» **Material shown**

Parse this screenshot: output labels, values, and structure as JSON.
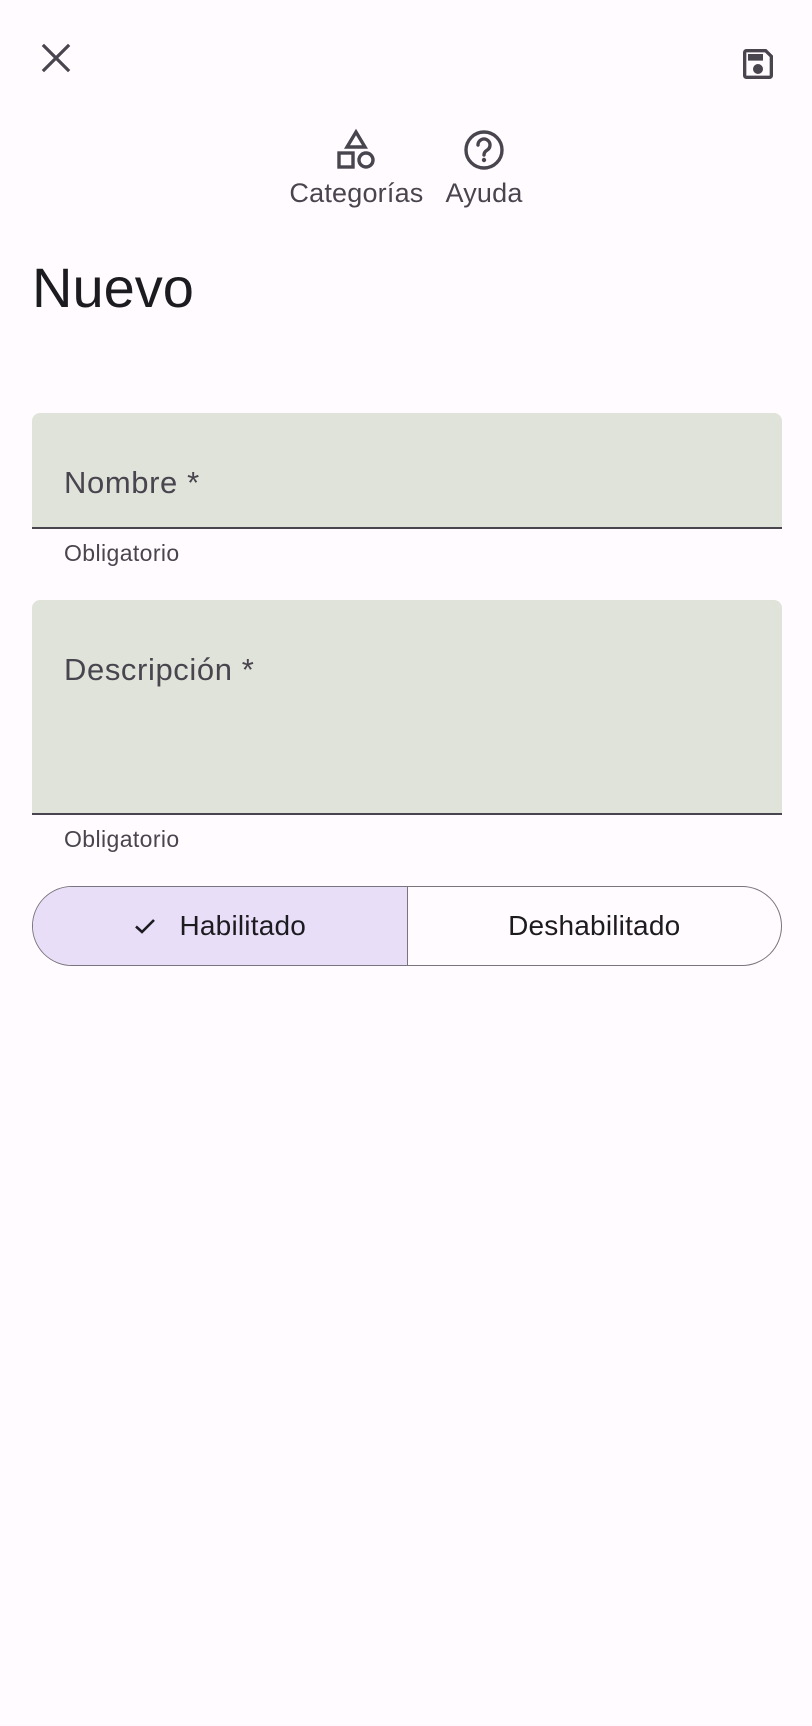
{
  "toolbar": {
    "close_icon": "close-icon",
    "save_icon": "save-icon"
  },
  "nav_actions": [
    {
      "label": "Categorías",
      "icon": "categories-icon"
    },
    {
      "label": "Ayuda",
      "icon": "help-icon"
    }
  ],
  "page": {
    "title": "Nuevo"
  },
  "form": {
    "name_field": {
      "label": "Nombre *",
      "value": "",
      "helper": "Obligatorio"
    },
    "description_field": {
      "label": "Descripción *",
      "value": "",
      "helper": "Obligatorio"
    },
    "status_toggle": {
      "options": [
        "Habilitado",
        "Deshabilitado"
      ],
      "selected": "Habilitado"
    }
  },
  "colors": {
    "background": "#fffbfe",
    "field_fill": "#e0e3da",
    "selected_segment": "#e8def8",
    "outline": "#79747e",
    "on_surface": "#1c1b1f",
    "on_surface_variant": "#49454f"
  }
}
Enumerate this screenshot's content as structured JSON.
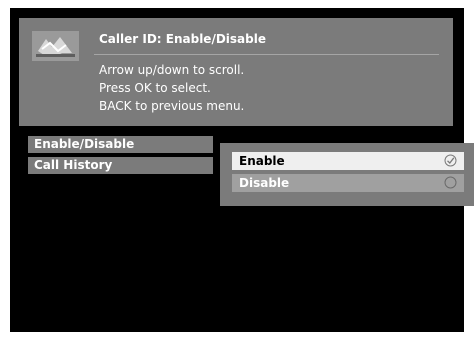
{
  "header": {
    "title": "Caller ID: Enable/Disable",
    "icon": "caller-id-icon",
    "help_lines": [
      "Arrow up/down to scroll.",
      "Press OK to select.",
      "BACK to previous menu."
    ]
  },
  "menu": {
    "items": [
      {
        "label": "Enable/Disable"
      },
      {
        "label": "Call History"
      }
    ]
  },
  "options": {
    "items": [
      {
        "label": "Enable",
        "selected": true,
        "icon": "checkmark-circle-icon"
      },
      {
        "label": "Disable",
        "selected": false,
        "icon": "empty-circle-icon"
      }
    ]
  },
  "colors": {
    "screen_bg": "#000000",
    "panel_bg": "#7b7b7b",
    "selected_bg": "#efefef",
    "unselected_bg": "#a0a0a0",
    "text": "#ffffff"
  }
}
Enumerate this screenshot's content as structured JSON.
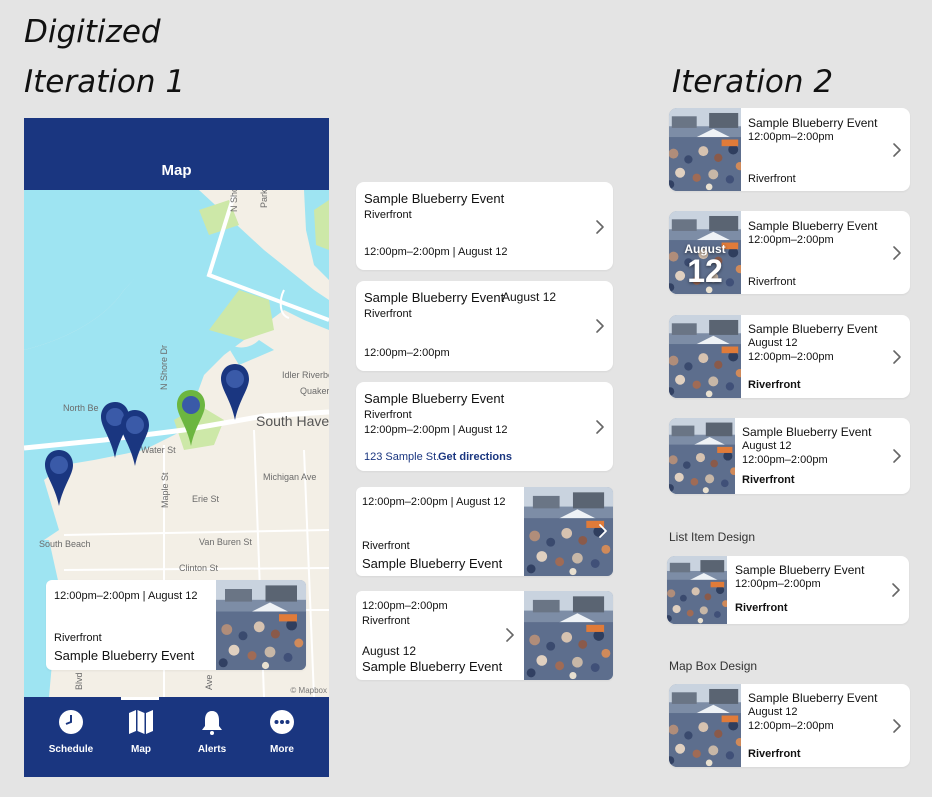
{
  "headings": {
    "digitized": "Digitized",
    "iteration1": "Iteration 1",
    "iteration2": "Iteration 2",
    "list_item_design": "List Item Design",
    "map_box_design": "Map Box Design"
  },
  "phone": {
    "title": "Map",
    "map_labels": {
      "north_shore_dr": "N Shore Dr",
      "north_shore_dr_2": "N Shore Dr",
      "park": "Park",
      "north_beach": "North Be",
      "idler_riverboat": "Idler Riverboat",
      "quaker": "Quaker",
      "south_haven": "South Have",
      "water_st": "Water St",
      "maple_st": "Maple St",
      "michigan_ave": "Michigan Ave",
      "erie_st": "Erie St",
      "south_beach": "South Beach",
      "van_buren_st": "Van Buren St",
      "clinton_st": "Clinton St",
      "blvd": "Blvd",
      "ave": "Ave",
      "attribution": "© Mapbox"
    },
    "map_card": {
      "time": "12:00pm–2:00pm | August 12",
      "location": "Riverfront",
      "title": "Sample Blueberry Event"
    },
    "tabs": [
      {
        "label": "Schedule",
        "icon": "clock-icon"
      },
      {
        "label": "Map",
        "icon": "map-icon"
      },
      {
        "label": "Alerts",
        "icon": "bell-icon"
      },
      {
        "label": "More",
        "icon": "more-icon"
      }
    ],
    "colors": {
      "brand": "#1a3680",
      "water": "#9ee4f2",
      "land": "#f3efe6",
      "park": "#cde8a8",
      "green_pin": "#6cb640"
    }
  },
  "iteration1_cards": [
    {
      "title": "Sample Blueberry Event",
      "location": "Riverfront",
      "time": "12:00pm–2:00pm | August 12"
    },
    {
      "title": "Sample Blueberry Event",
      "date": "August 12",
      "location": "Riverfront",
      "time": "12:00pm–2:00pm"
    },
    {
      "title": "Sample Blueberry Event",
      "location": "Riverfront",
      "time": "12:00pm–2:00pm | August 12",
      "address": "123 Sample St.",
      "directions": "Get directions"
    },
    {
      "time": "12:00pm–2:00pm | August 12",
      "location": "Riverfront",
      "title": "Sample Blueberry Event"
    },
    {
      "time": "12:00pm–2:00pm",
      "location": "Riverfront",
      "date": "August 12",
      "title": "Sample Blueberry Event"
    }
  ],
  "iteration2_cards": [
    {
      "title": "Sample Blueberry Event",
      "time": "12:00pm–2:00pm",
      "location": "Riverfront"
    },
    {
      "title": "Sample Blueberry Event",
      "time": "12:00pm–2:00pm",
      "location": "Riverfront",
      "overlay_month": "August",
      "overlay_day": "12"
    },
    {
      "title": "Sample Blueberry Event",
      "date": "August 12",
      "time": "12:00pm–2:00pm",
      "location": "Riverfront"
    },
    {
      "title": "Sample Blueberry Event",
      "date": "August 12",
      "time": "12:00pm–2:00pm",
      "location": "Riverfront"
    },
    {
      "title": "Sample Blueberry Event",
      "time": "12:00pm–2:00pm",
      "location": "Riverfront"
    },
    {
      "title": "Sample Blueberry Event",
      "date": "August 12",
      "time": "12:00pm–2:00pm",
      "location": "Riverfront"
    }
  ]
}
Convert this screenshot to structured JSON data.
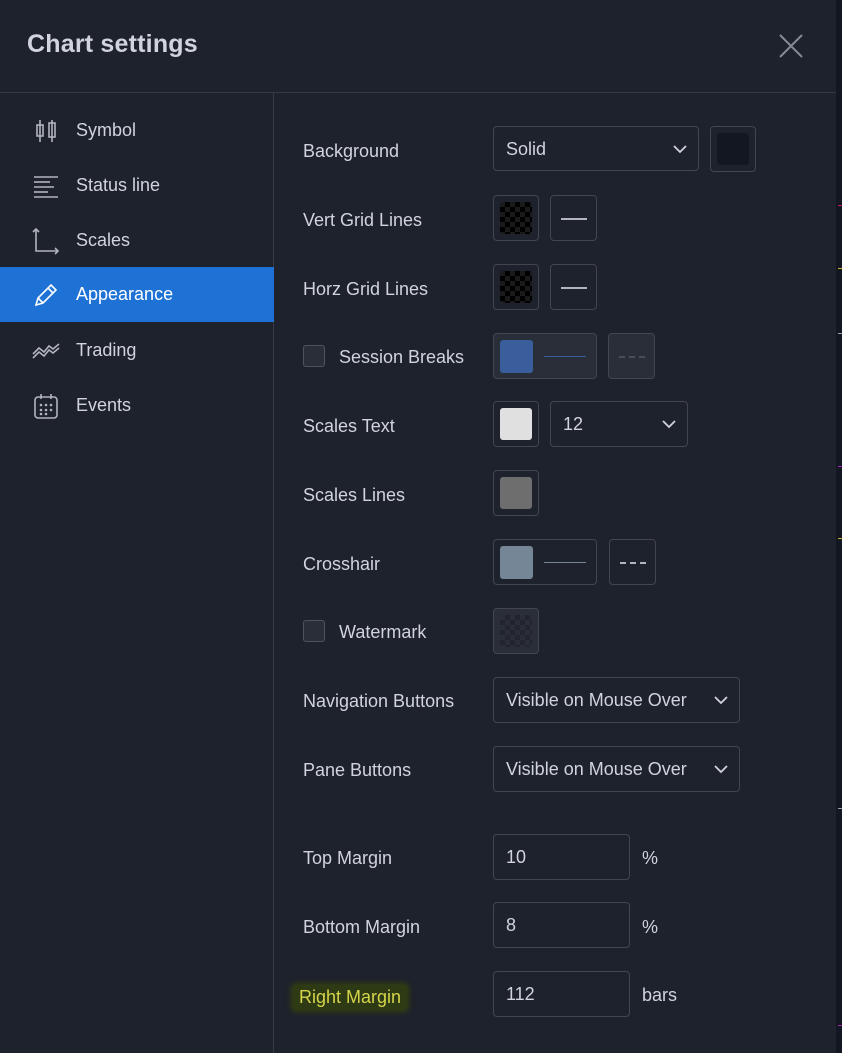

» **What is being asked**
Would you set down the listing exactly, omitting pictures?

» **Task solution**
Parse this screenshot: output labels, values, and structure as JSON.
{
  "toolbar": {
    "close_icon": "close-icon",
    "save_icon": "save-icon"
  },
  "nav_actions": [
    {
      "label": "Categorías",
      "icon": "categories-icon"
    },
    {
      "label": "Ayuda",
      "icon": "help-icon"
    }
  ],
  "page": {
    "title": "Nuevo"
  },
  "form": {
    "name_field": {
      "label": "Nombre *",
      "value": "",
      "helper": "Obligatorio"
    },
    "description_field": {
      "label": "Descripción *",
      "value": "",
      "helper": "Obligatorio"
    },
    "status_toggle": {
      "options": [
        "Habilitado",
        "Deshabilitado"
      ],
      "selected": "Habilitado"
    }
  },
  "colors": {
    "background": "#fffbfe",
    "field_fill": "#e0e3da",
    "selected_segment": "#e8def8",
    "outline": "#79747e",
    "on_surface": "#1c1b1f",
    "on_surface_variant": "#49454f"
  }
}
Enumerate this screenshot's content as structured JSON.
{
  "header": {
    "title": "Caller ID: Enable/Disable",
    "icon": "caller-id-icon",
    "help_lines": [
      "Arrow up/down to scroll.",
      "Press OK to select.",
      "BACK to previous menu."
    ]
  },
  "menu": {
    "items": [
      {
        "label": "Enable/Disable"
      },
      {
        "label": "Call History"
      }
    ]
  },
  "options": {
    "items": [
      {
        "label": "Enable",
        "selected": true,
        "icon": "checkmark-circle-icon"
      },
      {
        "label": "Disable",
        "selected": false,
        "icon": "empty-circle-icon"
      }
    ]
  },
  "colors": {
    "screen_bg": "#000000",
    "panel_bg": "#7b7b7b",
    "selected_bg": "#efefef",
    "unselected_bg": "#a0a0a0",
    "text": "#ffffff"
  }
}
Enumerate this screenshot's content as structured JSON.
{
  "headings": {
    "digitized": "Digitized",
    "iteration1": "Iteration 1",
    "iteration2": "Iteration 2",
    "list_item_design": "List Item Design",
    "map_box_design": "Map Box Design"
  },
  "phone": {
    "title": "Map",
    "map_labels": {
      "north_shore_dr": "N Shore Dr",
      "north_shore_dr_2": "N Shore Dr",
      "park": "Park",
      "north_beach": "North Be",
      "idler_riverboat": "Idler Riverboat",
      "quaker": "Quaker",
      "south_haven": "South Have",
      "water_st": "Water St",
      "maple_st": "Maple St",
      "michigan_ave": "Michigan Ave",
      "erie_st": "Erie St",
      "south_beach": "South Beach",
      "van_buren_st": "Van Buren St",
      "clinton_st": "Clinton St",
      "blvd": "Blvd",
      "ave": "Ave",
      "attribution": "© Mapbox"
    },
    "map_card": {
      "time": "12:00pm–2:00pm | August 12",
      "location": "Riverfront",
      "title": "Sample Blueberry Event"
    },
    "tabs": [
      {
        "label": "Schedule",
        "icon": "clock-icon"
      },
      {
        "label": "Map",
        "icon": "map-icon"
      },
      {
        "label": "Alerts",
        "icon": "bell-icon"
      },
      {
        "label": "More",
        "icon": "more-icon"
      }
    ],
    "colors": {
      "brand": "#1a3680",
      "water": "#9ee4f2",
      "land": "#f3efe6",
      "park": "#cde8a8",
      "green_pin": "#6cb640"
    }
  },
  "iteration1_cards": [
    {
      "title": "Sample Blueberry Event",
      "location": "Riverfront",
      "time": "12:00pm–2:00pm | August 12"
    },
    {
      "title": "Sample Blueberry Event",
      "date": "August 12",
      "location": "Riverfront",
      "time": "12:00pm–2:00pm"
    },
    {
      "title": "Sample Blueberry Event",
      "location": "Riverfront",
      "time": "12:00pm–2:00pm | August 12",
      "address": "123 Sample St.",
      "directions": "Get directions"
    },
    {
      "time": "12:00pm–2:00pm | August 12",
      "location": "Riverfront",
      "title": "Sample Blueberry Event"
    },
    {
      "time": "12:00pm–2:00pm",
      "location": "Riverfront",
      "date": "August 12",
      "title": "Sample Blueberry Event"
    }
  ],
  "iteration2_cards": [
    {
      "title": "Sample Blueberry Event",
      "time": "12:00pm–2:00pm",
      "location": "Riverfront"
    },
    {
      "title": "Sample Blueberry Event",
      "time": "12:00pm–2:00pm",
      "location": "Riverfront",
      "overlay_month": "August",
      "overlay_day": "12"
    },
    {
      "title": "Sample Blueberry Event",
      "date": "August 12",
      "time": "12:00pm–2:00pm",
      "location": "Riverfront"
    },
    {
      "title": "Sample Blueberry Event",
      "date": "August 12",
      "time": "12:00pm–2:00pm",
      "location": "Riverfront"
    },
    {
      "title": "Sample Blueberry Event",
      "time": "12:00pm–2:00pm",
      "location": "Riverfront"
    },
    {
      "title": "Sample Blueberry Event",
      "date": "August 12",
      "time": "12:00pm–2:00pm",
      "location": "Riverfront"
    }
  ]
}
Convert this screenshot to structured JSON data.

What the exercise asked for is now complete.